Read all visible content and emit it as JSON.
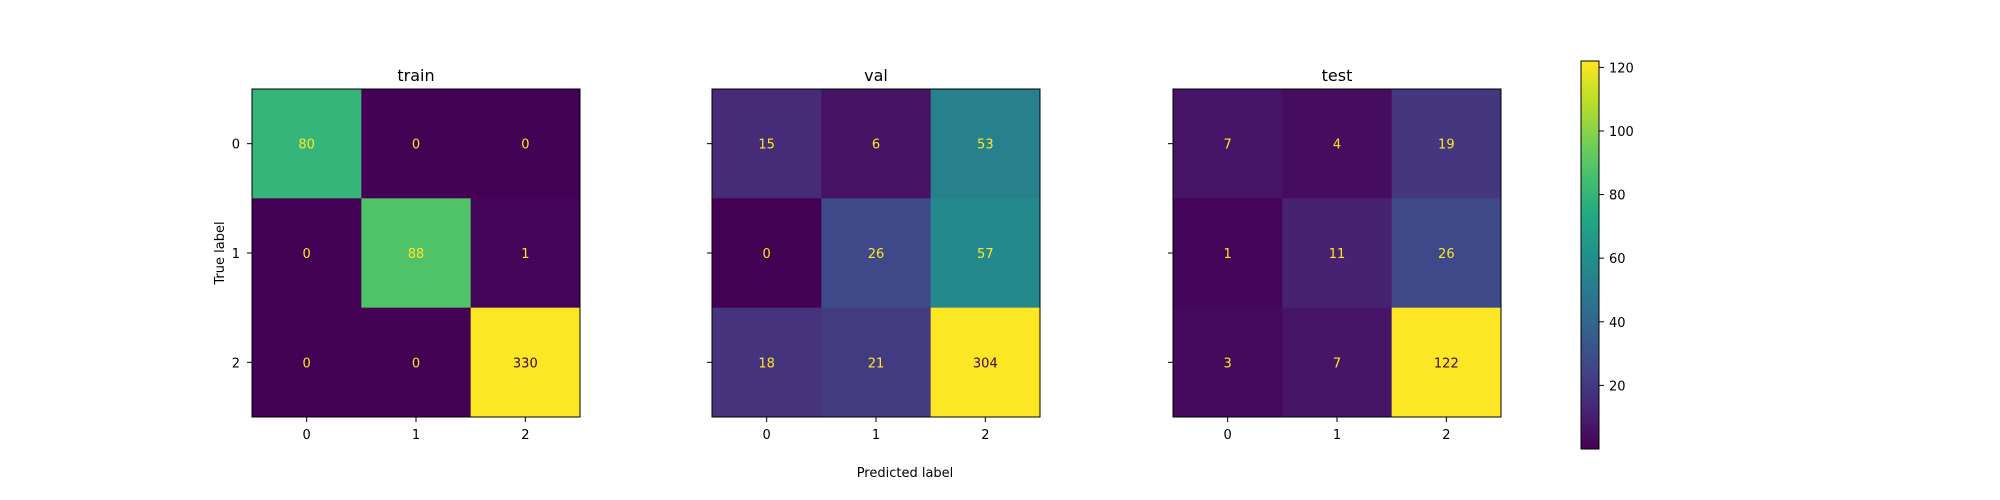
{
  "chart_data": {
    "type": "heatmap",
    "colormap": "viridis",
    "color_range": [
      0,
      122
    ],
    "colorbar_ticks": [
      20,
      40,
      60,
      80,
      100,
      120
    ],
    "xlabel": "Predicted label",
    "ylabel": "True label",
    "categories": [
      "0",
      "1",
      "2"
    ],
    "panels": [
      {
        "title": "train",
        "matrix": [
          [
            80,
            0,
            0
          ],
          [
            0,
            88,
            1
          ],
          [
            0,
            0,
            330
          ]
        ]
      },
      {
        "title": "val",
        "matrix": [
          [
            15,
            6,
            53
          ],
          [
            0,
            26,
            57
          ],
          [
            18,
            21,
            304
          ]
        ]
      },
      {
        "title": "test",
        "matrix": [
          [
            7,
            4,
            19
          ],
          [
            1,
            11,
            26
          ],
          [
            3,
            7,
            122
          ]
        ]
      }
    ]
  }
}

> [Exercise aim]
Return the listing above word for word, with the pictures removed.

> [Right answer]
Read all visible content and emit it as JSON.
{
  "chart_data": {
    "type": "heatmap",
    "colormap": "viridis",
    "color_range": [
      0,
      122
    ],
    "colorbar_ticks": [
      20,
      40,
      60,
      80,
      100,
      120
    ],
    "xlabel": "Predicted label",
    "ylabel": "True label",
    "categories": [
      "0",
      "1",
      "2"
    ],
    "panels": [
      {
        "title": "train",
        "matrix": [
          [
            80,
            0,
            0
          ],
          [
            0,
            88,
            1
          ],
          [
            0,
            0,
            330
          ]
        ]
      },
      {
        "title": "val",
        "matrix": [
          [
            15,
            6,
            53
          ],
          [
            0,
            26,
            57
          ],
          [
            18,
            21,
            304
          ]
        ]
      },
      {
        "title": "test",
        "matrix": [
          [
            7,
            4,
            19
          ],
          [
            1,
            11,
            26
          ],
          [
            3,
            7,
            122
          ]
        ]
      }
    ]
  }
}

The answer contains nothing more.